(Data listing)
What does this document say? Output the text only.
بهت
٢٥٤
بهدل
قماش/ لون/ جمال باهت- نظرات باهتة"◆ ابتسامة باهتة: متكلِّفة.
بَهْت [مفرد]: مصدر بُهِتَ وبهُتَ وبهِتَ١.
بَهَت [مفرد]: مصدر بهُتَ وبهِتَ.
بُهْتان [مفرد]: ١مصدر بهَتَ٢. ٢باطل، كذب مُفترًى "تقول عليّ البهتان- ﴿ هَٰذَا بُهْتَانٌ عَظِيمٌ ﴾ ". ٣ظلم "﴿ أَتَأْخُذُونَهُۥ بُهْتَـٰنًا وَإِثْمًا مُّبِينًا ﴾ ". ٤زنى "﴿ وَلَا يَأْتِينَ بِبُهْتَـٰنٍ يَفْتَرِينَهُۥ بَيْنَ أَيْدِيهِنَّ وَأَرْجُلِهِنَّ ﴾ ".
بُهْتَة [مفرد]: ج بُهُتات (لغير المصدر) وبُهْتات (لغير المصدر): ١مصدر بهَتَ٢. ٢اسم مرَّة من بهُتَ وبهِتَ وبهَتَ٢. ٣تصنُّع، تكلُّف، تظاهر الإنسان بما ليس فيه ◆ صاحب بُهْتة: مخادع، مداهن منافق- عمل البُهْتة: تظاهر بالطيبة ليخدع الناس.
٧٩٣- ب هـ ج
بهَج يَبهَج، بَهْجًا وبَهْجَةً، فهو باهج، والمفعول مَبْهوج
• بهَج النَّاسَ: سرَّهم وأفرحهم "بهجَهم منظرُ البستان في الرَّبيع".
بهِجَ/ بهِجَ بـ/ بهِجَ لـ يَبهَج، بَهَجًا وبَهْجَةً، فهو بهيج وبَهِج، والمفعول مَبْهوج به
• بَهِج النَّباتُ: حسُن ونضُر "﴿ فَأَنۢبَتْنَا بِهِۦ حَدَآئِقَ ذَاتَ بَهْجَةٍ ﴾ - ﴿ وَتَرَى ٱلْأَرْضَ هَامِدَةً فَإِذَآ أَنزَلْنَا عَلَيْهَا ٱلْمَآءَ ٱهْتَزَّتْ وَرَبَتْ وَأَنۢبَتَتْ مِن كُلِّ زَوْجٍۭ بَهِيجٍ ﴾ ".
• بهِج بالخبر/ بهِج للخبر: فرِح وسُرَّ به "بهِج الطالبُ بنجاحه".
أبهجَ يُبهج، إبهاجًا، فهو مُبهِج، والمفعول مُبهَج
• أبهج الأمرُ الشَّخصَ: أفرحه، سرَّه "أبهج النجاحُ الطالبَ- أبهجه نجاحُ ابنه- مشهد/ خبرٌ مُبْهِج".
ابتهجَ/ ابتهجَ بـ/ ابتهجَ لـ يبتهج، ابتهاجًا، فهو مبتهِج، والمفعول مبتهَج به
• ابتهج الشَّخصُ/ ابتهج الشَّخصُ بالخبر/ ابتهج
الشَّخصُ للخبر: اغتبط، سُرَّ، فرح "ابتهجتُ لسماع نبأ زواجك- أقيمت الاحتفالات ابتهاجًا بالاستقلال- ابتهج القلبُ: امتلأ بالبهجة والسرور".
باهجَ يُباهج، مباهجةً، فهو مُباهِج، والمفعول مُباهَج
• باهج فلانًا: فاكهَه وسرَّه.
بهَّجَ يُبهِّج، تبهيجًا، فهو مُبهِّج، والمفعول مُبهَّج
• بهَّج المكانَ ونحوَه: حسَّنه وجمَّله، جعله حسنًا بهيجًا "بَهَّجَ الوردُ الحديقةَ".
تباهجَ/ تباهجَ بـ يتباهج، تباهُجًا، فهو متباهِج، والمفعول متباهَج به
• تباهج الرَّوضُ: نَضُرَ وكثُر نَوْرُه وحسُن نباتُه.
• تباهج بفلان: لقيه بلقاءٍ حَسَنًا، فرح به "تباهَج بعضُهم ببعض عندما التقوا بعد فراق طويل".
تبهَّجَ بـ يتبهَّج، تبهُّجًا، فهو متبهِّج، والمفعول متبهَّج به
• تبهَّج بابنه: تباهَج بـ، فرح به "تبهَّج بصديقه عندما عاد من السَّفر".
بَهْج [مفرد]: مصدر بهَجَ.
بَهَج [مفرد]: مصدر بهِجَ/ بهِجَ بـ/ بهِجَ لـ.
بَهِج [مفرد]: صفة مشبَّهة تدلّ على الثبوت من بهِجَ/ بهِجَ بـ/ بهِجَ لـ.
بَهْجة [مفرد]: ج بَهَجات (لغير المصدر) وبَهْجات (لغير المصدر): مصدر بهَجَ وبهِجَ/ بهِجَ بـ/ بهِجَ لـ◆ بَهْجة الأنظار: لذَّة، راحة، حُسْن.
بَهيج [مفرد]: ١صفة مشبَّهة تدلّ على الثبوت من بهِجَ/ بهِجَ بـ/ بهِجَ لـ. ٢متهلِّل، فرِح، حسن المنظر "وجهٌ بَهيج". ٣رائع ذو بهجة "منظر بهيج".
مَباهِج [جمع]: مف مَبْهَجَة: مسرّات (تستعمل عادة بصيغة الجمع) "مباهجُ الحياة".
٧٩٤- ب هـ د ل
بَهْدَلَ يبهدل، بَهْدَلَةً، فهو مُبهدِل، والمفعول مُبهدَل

*Stated goal*.
Output the data above exactly, please, line for line.

*Exercise solution*.
What does this document say? Output the text only.
بهت
٢٥٤
بهدل
قماش/ لون/ جمال باهت- نظرات باهتة"◆ ابتسامة باهتة: متكلِّفة.
بَهْت [مفرد]: مصدر بُهِتَ وبهُتَ وبهِتَ١.
بَهَت [مفرد]: مصدر بهُتَ وبهِتَ.
بُهْتان [مفرد]: ١مصدر بهَتَ٢. ٢باطل، كذب مُفترًى "تقول عليّ البهتان- ﴿ هَٰذَا بُهْتَانٌ عَظِيمٌ ﴾ ". ٣ظلم "﴿ أَتَأْخُذُونَهُۥ بُهْتَـٰنًا وَإِثْمًا مُّبِينًا ﴾ ". ٤زنى "﴿ وَلَا يَأْتِينَ بِبُهْتَـٰنٍ يَفْتَرِينَهُۥ بَيْنَ أَيْدِيهِنَّ وَأَرْجُلِهِنَّ ﴾ ".
بُهْتَة [مفرد]: ج بُهُتات (لغير المصدر) وبُهْتات (لغير المصدر): ١مصدر بهَتَ٢. ٢اسم مرَّة من بهُتَ وبهِتَ وبهَتَ٢. ٣تصنُّع، تكلُّف، تظاهر الإنسان بما ليس فيه ◆ صاحب بُهْتة: مخادع، مداهن منافق- عمل البُهْتة: تظاهر بالطيبة ليخدع الناس.
٧٩٣- ب هـ ج
بهَج يَبهَج، بَهْجًا وبَهْجَةً، فهو باهج، والمفعول مَبْهوج
• بهَج النَّاسَ: سرَّهم وأفرحهم "بهجَهم منظرُ البستان في الرَّبيع".
بهِجَ/ بهِجَ بـ/ بهِجَ لـ يَبهَج، بَهَجًا وبَهْجَةً، فهو بهيج وبَهِج، والمفعول مَبْهوج به
• بَهِج النَّباتُ: حسُن ونضُر "﴿ فَأَنۢبَتْنَا بِهِۦ حَدَآئِقَ ذَاتَ بَهْجَةٍ ﴾ - ﴿ وَتَرَى ٱلْأَرْضَ هَامِدَةً فَإِذَآ أَنزَلْنَا عَلَيْهَا ٱلْمَآءَ ٱهْتَزَّتْ وَرَبَتْ وَأَنۢبَتَتْ مِن كُلِّ زَوْجٍۭ بَهِيجٍ ﴾ ".
• بهِج بالخبر/ بهِج للخبر: فرِح وسُرَّ به "بهِج الطالبُ بنجاحه".
أبهجَ يُبهج، إبهاجًا، فهو مُبهِج، والمفعول مُبهَج
• أبهج الأمرُ الشَّخصَ: أفرحه، سرَّه "أبهج النجاحُ الطالبَ- أبهجه نجاحُ ابنه- مشهد/ خبرٌ مُبْهِج".
ابتهجَ/ ابتهجَ بـ/ ابتهجَ لـ يبتهج، ابتهاجًا، فهو مبتهِج، والمفعول مبتهَج به
• ابتهج الشَّخصُ/ ابتهج الشَّخصُ بالخبر/ ابتهج
الشَّخصُ للخبر: اغتبط، سُرَّ، فرح "ابتهجتُ لسماع نبأ زواجك- أقيمت الاحتفالات ابتهاجًا بالاستقلال- ابتهج القلبُ: امتلأ بالبهجة والسرور".
باهجَ يُباهج، مباهجةً، فهو مُباهِج، والمفعول مُباهَج
• باهج فلانًا: فاكهَه وسرَّه.
بهَّجَ يُبهِّج، تبهيجًا، فهو مُبهِّج، والمفعول مُبهَّج
• بهَّج المكانَ ونحوَه: حسَّنه وجمَّله، جعله حسنًا بهيجًا "بَهَّجَ الوردُ الحديقةَ".
تباهجَ/ تباهجَ بـ يتباهج، تباهُجًا، فهو متباهِج، والمفعول متباهَج به
• تباهج الرَّوضُ: نَضُرَ وكثُر نَوْرُه وحسُن نباتُه.
• تباهج بفلان: لقيه بلقاءٍ حَسَنًا، فرح به "تباهَج بعضُهم ببعض عندما التقوا بعد فراق طويل".
تبهَّجَ بـ يتبهَّج، تبهُّجًا، فهو متبهِّج، والمفعول متبهَّج به
• تبهَّج بابنه: تباهَج بـ، فرح به "تبهَّج بصديقه عندما عاد من السَّفر".
بَهْج [مفرد]: مصدر بهَجَ.
بَهَج [مفرد]: مصدر بهِجَ/ بهِجَ بـ/ بهِجَ لـ.
بَهِج [مفرد]: صفة مشبَّهة تدلّ على الثبوت من بهِجَ/ بهِجَ بـ/ بهِجَ لـ.
بَهْجة [مفرد]: ج بَهَجات (لغير المصدر) وبَهْجات (لغير المصدر): مصدر بهَجَ وبهِجَ/ بهِجَ بـ/ بهِجَ لـ◆ بَهْجة الأنظار: لذَّة، راحة، حُسْن.
بَهيج [مفرد]: ١صفة مشبَّهة تدلّ على الثبوت من بهِجَ/ بهِجَ بـ/ بهِجَ لـ. ٢متهلِّل، فرِح، حسن المنظر "وجهٌ بَهيج". ٣رائع ذو بهجة "منظر بهيج".
مَباهِج [جمع]: مف مَبْهَجَة: مسرّات (تستعمل عادة بصيغة الجمع) "مباهجُ الحياة".
٧٩٤- ب هـ د ل
بَهْدَلَ يبهدل، بَهْدَلَةً، فهو مُبهدِل، والمفعول مُبهدَل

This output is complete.